Short exercise:
Find every line below that contains the word "communibus" and copy it out.

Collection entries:
• • • • •
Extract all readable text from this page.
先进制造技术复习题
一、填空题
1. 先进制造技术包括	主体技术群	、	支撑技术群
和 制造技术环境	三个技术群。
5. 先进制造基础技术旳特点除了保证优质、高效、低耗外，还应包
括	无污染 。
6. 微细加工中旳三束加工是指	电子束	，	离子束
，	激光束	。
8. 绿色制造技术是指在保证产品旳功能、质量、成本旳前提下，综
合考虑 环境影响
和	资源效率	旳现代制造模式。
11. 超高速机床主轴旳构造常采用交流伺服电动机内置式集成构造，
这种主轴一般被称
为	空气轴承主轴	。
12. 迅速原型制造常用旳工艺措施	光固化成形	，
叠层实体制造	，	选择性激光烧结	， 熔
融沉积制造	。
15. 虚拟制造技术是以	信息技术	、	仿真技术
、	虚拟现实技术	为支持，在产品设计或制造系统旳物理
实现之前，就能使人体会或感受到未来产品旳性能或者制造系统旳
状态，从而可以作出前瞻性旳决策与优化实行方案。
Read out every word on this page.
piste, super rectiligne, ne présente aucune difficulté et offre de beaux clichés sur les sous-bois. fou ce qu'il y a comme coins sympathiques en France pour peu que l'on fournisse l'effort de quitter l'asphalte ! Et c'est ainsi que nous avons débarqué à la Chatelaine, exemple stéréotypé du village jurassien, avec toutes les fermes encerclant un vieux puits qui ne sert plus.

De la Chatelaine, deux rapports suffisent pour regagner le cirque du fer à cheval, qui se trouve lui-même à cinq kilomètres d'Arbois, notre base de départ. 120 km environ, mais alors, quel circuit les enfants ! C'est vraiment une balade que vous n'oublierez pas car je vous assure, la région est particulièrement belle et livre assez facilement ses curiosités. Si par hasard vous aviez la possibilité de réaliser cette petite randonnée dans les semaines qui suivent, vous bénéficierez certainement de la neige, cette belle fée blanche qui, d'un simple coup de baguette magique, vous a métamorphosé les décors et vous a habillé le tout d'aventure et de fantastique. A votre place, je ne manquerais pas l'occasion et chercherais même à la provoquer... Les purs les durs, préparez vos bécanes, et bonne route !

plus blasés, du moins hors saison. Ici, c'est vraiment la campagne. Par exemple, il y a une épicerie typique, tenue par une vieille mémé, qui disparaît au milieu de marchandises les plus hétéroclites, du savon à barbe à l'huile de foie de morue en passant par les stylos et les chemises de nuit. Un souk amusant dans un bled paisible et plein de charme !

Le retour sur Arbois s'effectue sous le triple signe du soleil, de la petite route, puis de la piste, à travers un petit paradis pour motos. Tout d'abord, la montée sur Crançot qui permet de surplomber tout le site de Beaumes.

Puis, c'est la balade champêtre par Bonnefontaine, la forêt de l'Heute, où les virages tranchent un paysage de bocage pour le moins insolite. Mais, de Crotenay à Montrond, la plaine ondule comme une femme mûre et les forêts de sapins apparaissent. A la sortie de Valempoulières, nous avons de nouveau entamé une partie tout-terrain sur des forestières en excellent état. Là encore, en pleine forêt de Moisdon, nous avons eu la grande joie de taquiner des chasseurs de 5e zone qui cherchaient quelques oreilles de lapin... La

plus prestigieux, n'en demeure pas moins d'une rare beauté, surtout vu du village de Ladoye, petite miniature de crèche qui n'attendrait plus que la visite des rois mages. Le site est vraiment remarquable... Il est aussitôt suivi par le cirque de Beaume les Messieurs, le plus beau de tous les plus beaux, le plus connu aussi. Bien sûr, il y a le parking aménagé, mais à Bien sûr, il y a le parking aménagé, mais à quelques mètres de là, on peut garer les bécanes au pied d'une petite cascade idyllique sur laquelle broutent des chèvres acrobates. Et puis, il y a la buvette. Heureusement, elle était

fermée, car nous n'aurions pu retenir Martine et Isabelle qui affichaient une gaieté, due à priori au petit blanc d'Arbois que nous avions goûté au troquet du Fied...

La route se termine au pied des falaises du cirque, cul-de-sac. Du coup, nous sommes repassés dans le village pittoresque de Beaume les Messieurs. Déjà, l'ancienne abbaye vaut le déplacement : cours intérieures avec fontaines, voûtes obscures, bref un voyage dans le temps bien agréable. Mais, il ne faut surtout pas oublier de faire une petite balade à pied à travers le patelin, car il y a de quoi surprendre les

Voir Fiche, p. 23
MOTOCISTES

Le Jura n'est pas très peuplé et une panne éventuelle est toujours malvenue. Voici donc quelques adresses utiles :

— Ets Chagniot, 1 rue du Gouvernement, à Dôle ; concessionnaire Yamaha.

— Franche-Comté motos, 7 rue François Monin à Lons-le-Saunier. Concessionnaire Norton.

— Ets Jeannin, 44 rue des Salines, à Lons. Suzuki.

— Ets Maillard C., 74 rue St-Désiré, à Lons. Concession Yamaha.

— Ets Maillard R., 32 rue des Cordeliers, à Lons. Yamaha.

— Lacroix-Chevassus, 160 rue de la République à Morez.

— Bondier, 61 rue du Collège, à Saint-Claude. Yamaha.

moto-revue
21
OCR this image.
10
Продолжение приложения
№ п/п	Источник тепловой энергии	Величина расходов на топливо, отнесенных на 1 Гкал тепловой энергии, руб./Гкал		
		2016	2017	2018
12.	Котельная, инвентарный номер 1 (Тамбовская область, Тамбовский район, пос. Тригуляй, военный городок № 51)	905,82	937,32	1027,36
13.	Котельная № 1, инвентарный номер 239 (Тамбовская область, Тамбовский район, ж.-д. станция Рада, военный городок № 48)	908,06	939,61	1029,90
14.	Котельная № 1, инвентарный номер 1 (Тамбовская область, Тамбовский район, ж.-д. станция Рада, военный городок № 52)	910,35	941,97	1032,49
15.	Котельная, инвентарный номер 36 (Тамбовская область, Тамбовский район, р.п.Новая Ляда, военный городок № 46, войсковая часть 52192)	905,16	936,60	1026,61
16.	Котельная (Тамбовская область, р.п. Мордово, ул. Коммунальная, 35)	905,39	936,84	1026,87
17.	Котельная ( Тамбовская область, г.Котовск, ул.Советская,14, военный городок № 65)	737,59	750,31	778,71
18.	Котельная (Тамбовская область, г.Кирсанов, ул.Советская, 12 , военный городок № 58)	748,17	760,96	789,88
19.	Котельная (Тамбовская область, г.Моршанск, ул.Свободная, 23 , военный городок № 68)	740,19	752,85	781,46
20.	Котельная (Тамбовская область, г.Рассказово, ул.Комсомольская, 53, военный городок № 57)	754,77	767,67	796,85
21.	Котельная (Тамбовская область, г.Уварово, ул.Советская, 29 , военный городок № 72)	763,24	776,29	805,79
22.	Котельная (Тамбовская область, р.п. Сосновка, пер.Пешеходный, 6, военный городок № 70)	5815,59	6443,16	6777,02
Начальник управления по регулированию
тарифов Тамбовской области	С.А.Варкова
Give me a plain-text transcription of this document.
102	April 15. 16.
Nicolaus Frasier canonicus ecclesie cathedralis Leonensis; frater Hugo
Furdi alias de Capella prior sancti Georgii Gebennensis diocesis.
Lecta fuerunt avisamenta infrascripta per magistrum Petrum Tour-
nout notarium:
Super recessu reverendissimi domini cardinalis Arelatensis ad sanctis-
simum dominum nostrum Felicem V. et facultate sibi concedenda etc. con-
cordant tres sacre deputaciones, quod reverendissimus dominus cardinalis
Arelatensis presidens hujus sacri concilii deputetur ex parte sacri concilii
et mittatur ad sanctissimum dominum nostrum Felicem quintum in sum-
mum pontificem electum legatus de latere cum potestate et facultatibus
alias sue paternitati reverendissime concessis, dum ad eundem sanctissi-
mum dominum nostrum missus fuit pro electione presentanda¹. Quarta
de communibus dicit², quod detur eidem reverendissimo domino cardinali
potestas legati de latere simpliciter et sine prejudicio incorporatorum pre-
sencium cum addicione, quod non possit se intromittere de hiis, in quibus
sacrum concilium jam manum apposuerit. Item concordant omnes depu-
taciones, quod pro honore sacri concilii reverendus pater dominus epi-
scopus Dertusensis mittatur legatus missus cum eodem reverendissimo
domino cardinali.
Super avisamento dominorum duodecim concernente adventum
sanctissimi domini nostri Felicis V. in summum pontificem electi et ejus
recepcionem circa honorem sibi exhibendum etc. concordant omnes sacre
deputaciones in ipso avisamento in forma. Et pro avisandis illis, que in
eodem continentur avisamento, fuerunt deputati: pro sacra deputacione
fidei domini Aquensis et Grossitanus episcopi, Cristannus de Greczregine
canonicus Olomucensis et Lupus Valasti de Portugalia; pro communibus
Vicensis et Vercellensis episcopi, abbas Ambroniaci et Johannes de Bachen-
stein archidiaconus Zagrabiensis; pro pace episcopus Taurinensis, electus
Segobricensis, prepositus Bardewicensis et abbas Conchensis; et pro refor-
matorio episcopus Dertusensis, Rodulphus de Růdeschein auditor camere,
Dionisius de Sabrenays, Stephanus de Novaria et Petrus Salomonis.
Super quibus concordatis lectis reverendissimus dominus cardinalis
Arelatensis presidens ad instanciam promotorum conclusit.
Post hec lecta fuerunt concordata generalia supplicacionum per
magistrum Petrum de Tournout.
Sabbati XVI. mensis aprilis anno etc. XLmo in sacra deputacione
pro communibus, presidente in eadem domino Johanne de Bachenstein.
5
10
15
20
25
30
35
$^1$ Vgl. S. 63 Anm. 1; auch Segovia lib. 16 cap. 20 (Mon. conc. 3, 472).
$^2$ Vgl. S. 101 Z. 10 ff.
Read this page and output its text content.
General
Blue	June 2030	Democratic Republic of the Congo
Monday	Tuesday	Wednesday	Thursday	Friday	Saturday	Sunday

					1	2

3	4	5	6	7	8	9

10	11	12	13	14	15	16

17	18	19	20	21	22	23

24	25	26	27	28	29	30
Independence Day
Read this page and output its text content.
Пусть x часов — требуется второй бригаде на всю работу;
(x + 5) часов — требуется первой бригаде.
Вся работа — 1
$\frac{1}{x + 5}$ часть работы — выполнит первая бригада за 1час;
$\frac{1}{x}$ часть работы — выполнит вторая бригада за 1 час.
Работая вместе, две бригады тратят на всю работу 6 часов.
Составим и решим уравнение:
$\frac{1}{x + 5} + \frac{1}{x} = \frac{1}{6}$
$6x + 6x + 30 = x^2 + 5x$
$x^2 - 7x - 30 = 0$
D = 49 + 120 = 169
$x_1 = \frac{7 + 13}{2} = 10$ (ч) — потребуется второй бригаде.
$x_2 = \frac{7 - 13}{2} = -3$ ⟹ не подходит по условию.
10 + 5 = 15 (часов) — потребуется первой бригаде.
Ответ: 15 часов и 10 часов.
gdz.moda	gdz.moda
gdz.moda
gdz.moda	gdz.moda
• • • • •
Completed exercise:
de communibus dicit², quod detur eidem reverendissimo domino cardinali
canonicus Olomucensis et Lupus Valasti de Portugalia; pro communibus
pro communibus, presidente in eadem domino Johanne de Bachenstein.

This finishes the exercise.